▶ _What the task asks_:
Return the material below in full and exactly.

-- Begin Records to process --

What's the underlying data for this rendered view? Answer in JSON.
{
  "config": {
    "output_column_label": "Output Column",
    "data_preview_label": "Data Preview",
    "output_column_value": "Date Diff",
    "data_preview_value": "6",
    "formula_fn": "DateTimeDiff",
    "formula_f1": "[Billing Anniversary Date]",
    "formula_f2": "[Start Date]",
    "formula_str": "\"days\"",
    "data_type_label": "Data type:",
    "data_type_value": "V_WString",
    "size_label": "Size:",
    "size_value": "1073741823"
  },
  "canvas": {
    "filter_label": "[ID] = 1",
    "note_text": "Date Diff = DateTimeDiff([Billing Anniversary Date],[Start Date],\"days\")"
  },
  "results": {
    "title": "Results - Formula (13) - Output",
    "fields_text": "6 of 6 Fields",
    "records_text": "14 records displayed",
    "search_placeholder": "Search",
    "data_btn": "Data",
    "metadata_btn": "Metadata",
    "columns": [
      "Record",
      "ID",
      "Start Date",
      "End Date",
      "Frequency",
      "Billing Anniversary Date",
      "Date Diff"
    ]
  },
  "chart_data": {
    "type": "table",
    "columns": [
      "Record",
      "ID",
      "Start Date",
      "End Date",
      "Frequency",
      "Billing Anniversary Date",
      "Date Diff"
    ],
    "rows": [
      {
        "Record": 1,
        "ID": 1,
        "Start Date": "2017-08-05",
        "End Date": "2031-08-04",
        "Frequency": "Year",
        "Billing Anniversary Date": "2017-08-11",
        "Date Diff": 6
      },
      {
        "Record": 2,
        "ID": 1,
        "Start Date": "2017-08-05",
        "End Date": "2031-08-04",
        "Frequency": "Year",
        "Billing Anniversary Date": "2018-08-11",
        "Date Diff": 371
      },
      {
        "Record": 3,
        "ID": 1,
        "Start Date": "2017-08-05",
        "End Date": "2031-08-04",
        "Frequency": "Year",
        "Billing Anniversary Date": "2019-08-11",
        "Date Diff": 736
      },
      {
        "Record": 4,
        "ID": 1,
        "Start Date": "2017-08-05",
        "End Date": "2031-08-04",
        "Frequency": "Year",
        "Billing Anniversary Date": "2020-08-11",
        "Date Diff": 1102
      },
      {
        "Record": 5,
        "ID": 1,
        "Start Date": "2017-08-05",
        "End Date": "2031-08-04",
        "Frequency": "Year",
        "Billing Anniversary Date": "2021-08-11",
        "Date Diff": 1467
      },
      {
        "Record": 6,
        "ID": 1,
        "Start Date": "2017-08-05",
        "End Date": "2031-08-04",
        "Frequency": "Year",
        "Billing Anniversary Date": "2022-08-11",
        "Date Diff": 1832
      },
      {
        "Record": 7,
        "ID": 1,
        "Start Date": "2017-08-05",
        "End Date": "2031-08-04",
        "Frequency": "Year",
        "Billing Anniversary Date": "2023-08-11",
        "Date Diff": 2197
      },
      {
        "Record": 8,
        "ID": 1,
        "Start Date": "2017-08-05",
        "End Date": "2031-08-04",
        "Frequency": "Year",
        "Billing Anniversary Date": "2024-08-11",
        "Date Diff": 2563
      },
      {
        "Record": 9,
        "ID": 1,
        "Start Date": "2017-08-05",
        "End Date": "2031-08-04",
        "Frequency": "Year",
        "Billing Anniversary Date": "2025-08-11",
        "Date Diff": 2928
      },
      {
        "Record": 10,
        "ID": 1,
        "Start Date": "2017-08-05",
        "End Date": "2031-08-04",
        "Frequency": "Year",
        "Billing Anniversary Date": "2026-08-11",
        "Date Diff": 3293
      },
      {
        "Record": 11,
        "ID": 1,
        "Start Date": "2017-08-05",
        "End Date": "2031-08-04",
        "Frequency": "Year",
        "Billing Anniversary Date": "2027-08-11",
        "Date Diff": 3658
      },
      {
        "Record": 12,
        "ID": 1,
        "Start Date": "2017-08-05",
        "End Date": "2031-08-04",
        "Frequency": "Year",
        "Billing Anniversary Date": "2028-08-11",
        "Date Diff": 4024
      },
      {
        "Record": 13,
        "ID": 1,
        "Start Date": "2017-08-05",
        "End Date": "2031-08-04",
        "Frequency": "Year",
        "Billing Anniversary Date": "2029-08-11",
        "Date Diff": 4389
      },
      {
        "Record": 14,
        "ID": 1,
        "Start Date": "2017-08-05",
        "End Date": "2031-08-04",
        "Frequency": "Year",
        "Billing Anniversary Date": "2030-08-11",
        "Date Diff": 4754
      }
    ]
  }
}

-- End Records to process --

▶ _Final result_:
What's the underlying data for this rendered view? Answer in JSON.
{
  "config": {
    "output_column_label": "Output Column",
    "data_preview_label": "Data Preview",
    "output_column_value": "Date Diff",
    "data_preview_value": "6",
    "formula_fn": "DateTimeDiff",
    "formula_f1": "[Billing Anniversary Date]",
    "formula_f2": "[Start Date]",
    "formula_str": "\"days\"",
    "data_type_label": "Data type:",
    "data_type_value": "V_WString",
    "size_label": "Size:",
    "size_value": "1073741823"
  },
  "canvas": {
    "filter_label": "[ID] = 1",
    "note_text": "Date Diff = DateTimeDiff([Billing Anniversary Date],[Start Date],\"days\")"
  },
  "results": {
    "title": "Results - Formula (13) - Output",
    "fields_text": "6 of 6 Fields",
    "records_text": "14 records displayed",
    "search_placeholder": "Search",
    "data_btn": "Data",
    "metadata_btn": "Metadata",
    "columns": [
      "Record",
      "ID",
      "Start Date",
      "End Date",
      "Frequency",
      "Billing Anniversary Date",
      "Date Diff"
    ]
  },
  "chart_data": {
    "type": "table",
    "columns": [
      "Record",
      "ID",
      "Start Date",
      "End Date",
      "Frequency",
      "Billing Anniversary Date",
      "Date Diff"
    ],
    "rows": [
      {
        "Record": 1,
        "ID": 1,
        "Start Date": "2017-08-05",
        "End Date": "2031-08-04",
        "Frequency": "Year",
        "Billing Anniversary Date": "2017-08-11",
        "Date Diff": 6
      },
      {
        "Record": 2,
        "ID": 1,
        "Start Date": "2017-08-05",
        "End Date": "2031-08-04",
        "Frequency": "Year",
        "Billing Anniversary Date": "2018-08-11",
        "Date Diff": 371
      },
      {
        "Record": 3,
        "ID": 1,
        "Start Date": "2017-08-05",
        "End Date": "2031-08-04",
        "Frequency": "Year",
        "Billing Anniversary Date": "2019-08-11",
        "Date Diff": 736
      },
      {
        "Record": 4,
        "ID": 1,
        "Start Date": "2017-08-05",
        "End Date": "2031-08-04",
        "Frequency": "Year",
        "Billing Anniversary Date": "2020-08-11",
        "Date Diff": 1102
      },
      {
        "Record": 5,
        "ID": 1,
        "Start Date": "2017-08-05",
        "End Date": "2031-08-04",
        "Frequency": "Year",
        "Billing Anniversary Date": "2021-08-11",
        "Date Diff": 1467
      },
      {
        "Record": 6,
        "ID": 1,
        "Start Date": "2017-08-05",
        "End Date": "2031-08-04",
        "Frequency": "Year",
        "Billing Anniversary Date": "2022-08-11",
        "Date Diff": 1832
      },
      {
        "Record": 7,
        "ID": 1,
        "Start Date": "2017-08-05",
        "End Date": "2031-08-04",
        "Frequency": "Year",
        "Billing Anniversary Date": "2023-08-11",
        "Date Diff": 2197
      },
      {
        "Record": 8,
        "ID": 1,
        "Start Date": "2017-08-05",
        "End Date": "2031-08-04",
        "Frequency": "Year",
        "Billing Anniversary Date": "2024-08-11",
        "Date Diff": 2563
      },
      {
        "Record": 9,
        "ID": 1,
        "Start Date": "2017-08-05",
        "End Date": "2031-08-04",
        "Frequency": "Year",
        "Billing Anniversary Date": "2025-08-11",
        "Date Diff": 2928
      },
      {
        "Record": 10,
        "ID": 1,
        "Start Date": "2017-08-05",
        "End Date": "2031-08-04",
        "Frequency": "Year",
        "Billing Anniversary Date": "2026-08-11",
        "Date Diff": 3293
      },
      {
        "Record": 11,
        "ID": 1,
        "Start Date": "2017-08-05",
        "End Date": "2031-08-04",
        "Frequency": "Year",
        "Billing Anniversary Date": "2027-08-11",
        "Date Diff": 3658
      },
      {
        "Record": 12,
        "ID": 1,
        "Start Date": "2017-08-05",
        "End Date": "2031-08-04",
        "Frequency": "Year",
        "Billing Anniversary Date": "2028-08-11",
        "Date Diff": 4024
      },
      {
        "Record": 13,
        "ID": 1,
        "Start Date": "2017-08-05",
        "End Date": "2031-08-04",
        "Frequency": "Year",
        "Billing Anniversary Date": "2029-08-11",
        "Date Diff": 4389
      },
      {
        "Record": 14,
        "ID": 1,
        "Start Date": "2017-08-05",
        "End Date": "2031-08-04",
        "Frequency": "Year",
        "Billing Anniversary Date": "2030-08-11",
        "Date Diff": 4754
      }
    ]
  }
}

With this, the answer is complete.